Region and label listings:
↓

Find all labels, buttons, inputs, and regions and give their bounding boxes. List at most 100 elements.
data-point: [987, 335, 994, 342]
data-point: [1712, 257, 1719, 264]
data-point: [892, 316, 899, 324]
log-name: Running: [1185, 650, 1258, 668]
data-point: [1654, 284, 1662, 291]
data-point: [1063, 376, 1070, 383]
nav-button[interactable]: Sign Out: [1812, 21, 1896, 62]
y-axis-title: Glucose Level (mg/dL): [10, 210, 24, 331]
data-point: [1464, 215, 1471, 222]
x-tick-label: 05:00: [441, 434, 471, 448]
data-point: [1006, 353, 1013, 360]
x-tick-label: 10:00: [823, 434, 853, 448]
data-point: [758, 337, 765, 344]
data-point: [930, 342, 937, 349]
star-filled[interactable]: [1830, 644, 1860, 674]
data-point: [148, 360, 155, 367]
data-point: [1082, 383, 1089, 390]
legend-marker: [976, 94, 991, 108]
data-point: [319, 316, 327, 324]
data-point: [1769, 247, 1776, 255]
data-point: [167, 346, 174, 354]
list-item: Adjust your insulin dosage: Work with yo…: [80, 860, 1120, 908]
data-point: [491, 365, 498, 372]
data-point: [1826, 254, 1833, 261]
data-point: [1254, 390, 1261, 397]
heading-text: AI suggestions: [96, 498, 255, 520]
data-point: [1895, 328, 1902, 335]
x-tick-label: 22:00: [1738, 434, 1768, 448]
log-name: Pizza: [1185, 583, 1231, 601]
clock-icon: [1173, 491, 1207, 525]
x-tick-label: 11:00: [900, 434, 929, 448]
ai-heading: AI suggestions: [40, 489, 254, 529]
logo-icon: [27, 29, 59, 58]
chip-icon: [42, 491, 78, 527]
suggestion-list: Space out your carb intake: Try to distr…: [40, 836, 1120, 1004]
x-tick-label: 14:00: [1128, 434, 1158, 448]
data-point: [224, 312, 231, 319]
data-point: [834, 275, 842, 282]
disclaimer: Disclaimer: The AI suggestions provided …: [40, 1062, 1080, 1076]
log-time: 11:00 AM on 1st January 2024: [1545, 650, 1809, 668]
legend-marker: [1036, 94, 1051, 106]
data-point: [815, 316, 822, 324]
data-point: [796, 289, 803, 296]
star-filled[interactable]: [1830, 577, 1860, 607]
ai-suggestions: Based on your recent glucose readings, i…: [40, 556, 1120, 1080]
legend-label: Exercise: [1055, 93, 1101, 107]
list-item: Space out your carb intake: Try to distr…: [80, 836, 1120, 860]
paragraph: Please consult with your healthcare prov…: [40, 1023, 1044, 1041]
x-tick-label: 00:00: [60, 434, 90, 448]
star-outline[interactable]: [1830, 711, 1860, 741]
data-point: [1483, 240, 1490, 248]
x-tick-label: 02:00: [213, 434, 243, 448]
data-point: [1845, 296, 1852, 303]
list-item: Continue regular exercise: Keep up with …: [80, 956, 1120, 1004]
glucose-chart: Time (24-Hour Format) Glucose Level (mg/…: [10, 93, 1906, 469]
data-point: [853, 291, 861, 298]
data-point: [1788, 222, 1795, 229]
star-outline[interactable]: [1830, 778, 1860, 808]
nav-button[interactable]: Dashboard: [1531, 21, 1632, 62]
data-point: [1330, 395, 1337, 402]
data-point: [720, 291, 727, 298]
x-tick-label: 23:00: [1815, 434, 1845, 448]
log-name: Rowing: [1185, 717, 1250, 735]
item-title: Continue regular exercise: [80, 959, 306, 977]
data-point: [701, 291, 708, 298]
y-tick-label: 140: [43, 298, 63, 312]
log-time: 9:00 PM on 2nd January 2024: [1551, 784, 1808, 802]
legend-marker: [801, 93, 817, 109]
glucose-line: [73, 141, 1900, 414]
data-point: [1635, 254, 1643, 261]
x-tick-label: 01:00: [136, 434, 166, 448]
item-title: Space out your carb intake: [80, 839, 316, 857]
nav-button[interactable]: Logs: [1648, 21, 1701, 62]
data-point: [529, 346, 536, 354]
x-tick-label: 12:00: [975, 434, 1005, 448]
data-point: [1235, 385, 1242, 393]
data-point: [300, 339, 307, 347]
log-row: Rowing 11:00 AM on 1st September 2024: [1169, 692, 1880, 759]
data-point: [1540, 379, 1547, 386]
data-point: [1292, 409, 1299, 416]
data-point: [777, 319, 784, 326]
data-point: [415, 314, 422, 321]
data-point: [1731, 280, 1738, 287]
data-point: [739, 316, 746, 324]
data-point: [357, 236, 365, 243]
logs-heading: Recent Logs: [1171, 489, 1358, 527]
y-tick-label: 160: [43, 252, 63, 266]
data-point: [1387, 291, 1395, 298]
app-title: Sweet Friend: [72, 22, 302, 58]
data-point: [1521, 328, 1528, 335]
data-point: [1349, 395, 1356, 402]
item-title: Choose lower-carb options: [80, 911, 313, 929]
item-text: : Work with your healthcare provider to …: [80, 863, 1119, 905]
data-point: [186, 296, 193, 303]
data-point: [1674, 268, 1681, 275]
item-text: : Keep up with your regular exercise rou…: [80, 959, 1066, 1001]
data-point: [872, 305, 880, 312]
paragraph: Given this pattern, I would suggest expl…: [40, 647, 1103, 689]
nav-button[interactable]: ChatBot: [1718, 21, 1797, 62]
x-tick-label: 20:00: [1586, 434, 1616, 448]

↑

▶ [Instruction]: Put the lines of the records into a Markdown table with the columns Row and Line, starting from the first line and ending with the line that contains "data-point: [1654, 284, 1662, 291]", and leave out any blank lines.

▶ [Task output]:
| Row | Line |
|---|---|
| 1 | Find all labels, buttons, inputs, and regions and give their bounding boxes. List at most 100 elements. |
| 2 | data-point: [987, 335, 994, 342] |
| 3 | data-point: [1712, 257, 1719, 264] |
| 4 | data-point: [892, 316, 899, 324] |
| 5 | log-name: Running: [1185, 650, 1258, 668] |
| 6 | data-point: [1654, 284, 1662, 291] |